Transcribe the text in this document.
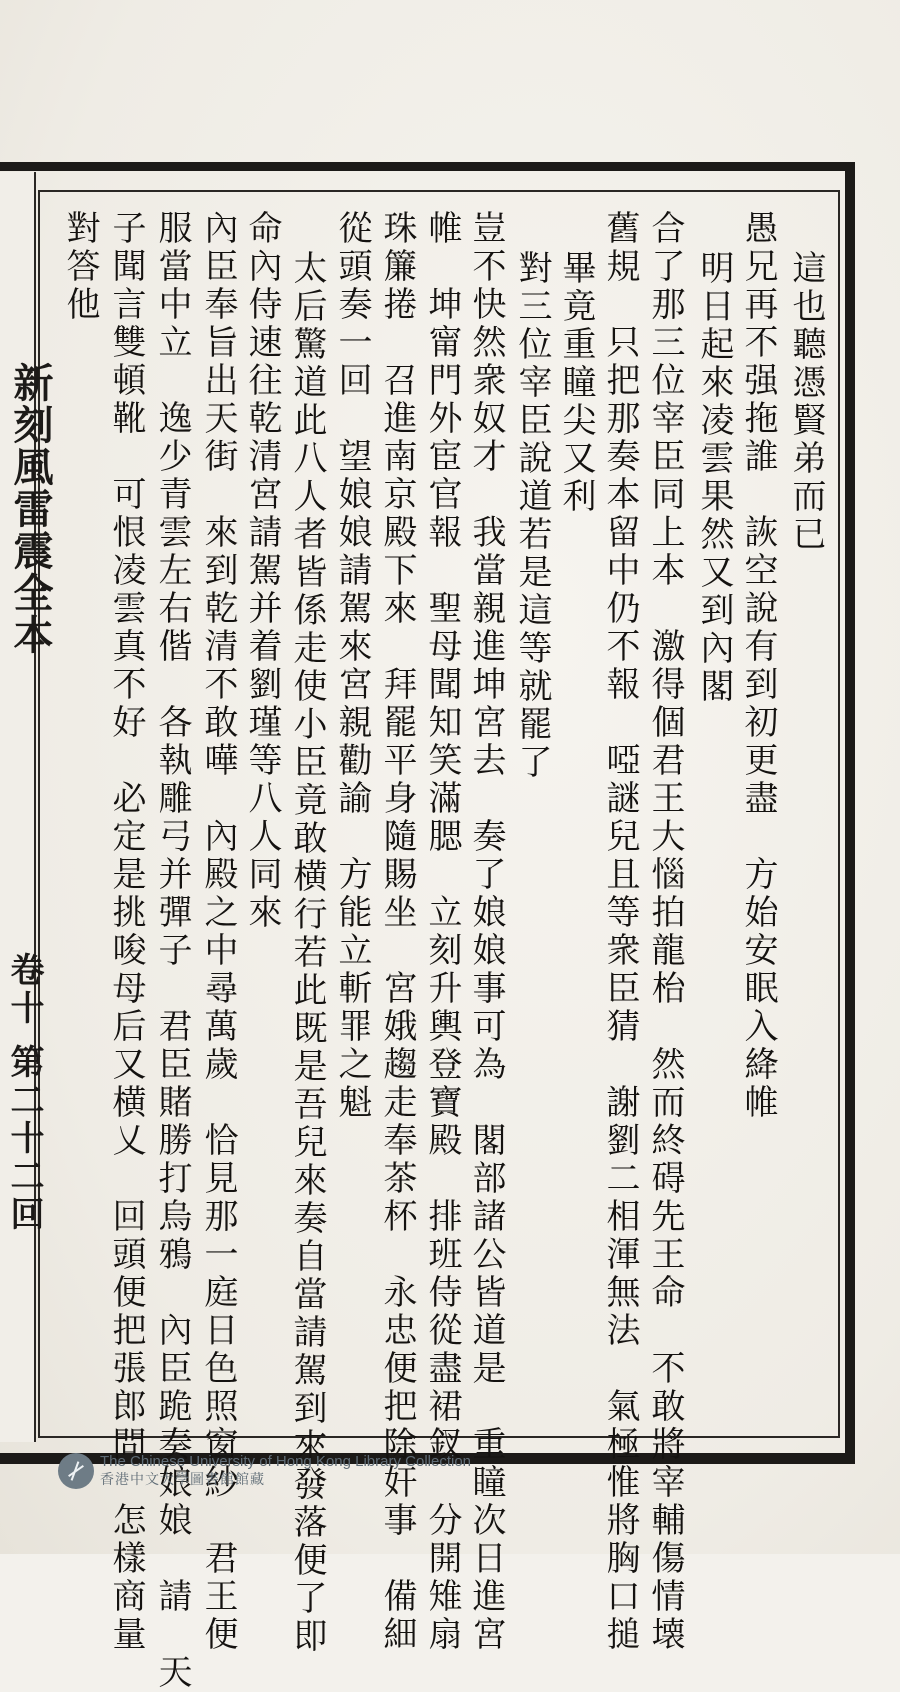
新刻風雷震全本
卷十 第二十二回
這也聽憑賢弟而已
愚兄再不强拖誰　詼空說有到初更盡　方始安眠入絳帷
明日起來凌雲果然又到內閣
合了那三位宰臣同上本　激得個君王大惱拍龍枱　然而終碍先王命　不敢將宰輔傷情壊
舊規　只把那奏本留中仍不報　啞謎兒且等衆臣猜　謝劉二相渾無法　氣極惟將胸口搥
畢竟重瞳尖又利
對三位宰臣說道若是這等就罷了
豈不快然衆奴才　我當親進坤宮去　奏了娘娘事可為　閣部諸公皆道是　重瞳次日進宮
帷　坤甯門外宦官報　聖母聞知笑滿腮　立刻升輿登寶殿　排班侍從盡裙釵　分開雉扇
珠簾捲　召進南京殿下來　拜罷平身隨賜坐　宮娥趨走奉茶杯　永忠便把除奸事　備細
從頭奏一回　望娘娘請駕來宮親勸諭　方能立斬罪之魁
太后驚道此八人者皆係走使小臣竟敢横行若此既是吾兒來奏自當請駕到來發落便了即
命內侍速往乾清宮請駕并着劉瑾等八人同來
內臣奉旨出天街　來到乾清不敢嘩　內殿之中尋萬歲　恰見那一庭日色照窗紗　君王便
服當中立　逸少青雲左右偕　各執雕弓并彈子　君臣賭勝打烏鴉　內臣跪奏娘娘　請　天
子聞言雙頓靴　可恨凌雲真不好　必定是挑唆母后又横乂　回頭便把張郎問　怎樣商量
對答他
The Chinese University of Hong Kong Library Collection
香港中文大學圖書館館藏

To be done:
Omit all pictures while transcribing the entries verbatim.

Exercise solution:
Transcribe the text in this document.
新刻風雷震全本
卷十 第二十二回
這也聽憑賢弟而已
愚兄再不强拖誰　詼空說有到初更盡　方始安眠入絳帷
明日起來凌雲果然又到內閣
合了那三位宰臣同上本　激得個君王大惱拍龍枱　然而終碍先王命　不敢將宰輔傷情壊
舊規　只把那奏本留中仍不報　啞謎兒且等衆臣猜　謝劉二相渾無法　氣極惟將胸口搥
畢竟重瞳尖又利
對三位宰臣說道若是這等就罷了
豈不快然衆奴才　我當親進坤宮去　奏了娘娘事可為　閣部諸公皆道是　重瞳次日進宮
帷　坤甯門外宦官報　聖母聞知笑滿腮　立刻升輿登寶殿　排班侍從盡裙釵　分開雉扇
珠簾捲　召進南京殿下來　拜罷平身隨賜坐　宮娥趨走奉茶杯　永忠便把除奸事　備細
從頭奏一回　望娘娘請駕來宮親勸諭　方能立斬罪之魁
太后驚道此八人者皆係走使小臣竟敢横行若此既是吾兒來奏自當請駕到來發落便了即
命內侍速往乾清宮請駕并着劉瑾等八人同來
內臣奉旨出天街　來到乾清不敢嘩　內殿之中尋萬歲　恰見那一庭日色照窗紗　君王便
服當中立　逸少青雲左右偕　各執雕弓并彈子　君臣賭勝打烏鴉　內臣跪奏娘娘　請　天
子聞言雙頓靴　可恨凌雲真不好　必定是挑唆母后又横乂　回頭便把張郎問　怎樣商量
對答他
The Chinese University of Hong Kong Library Collection
香港中文大學圖書館館藏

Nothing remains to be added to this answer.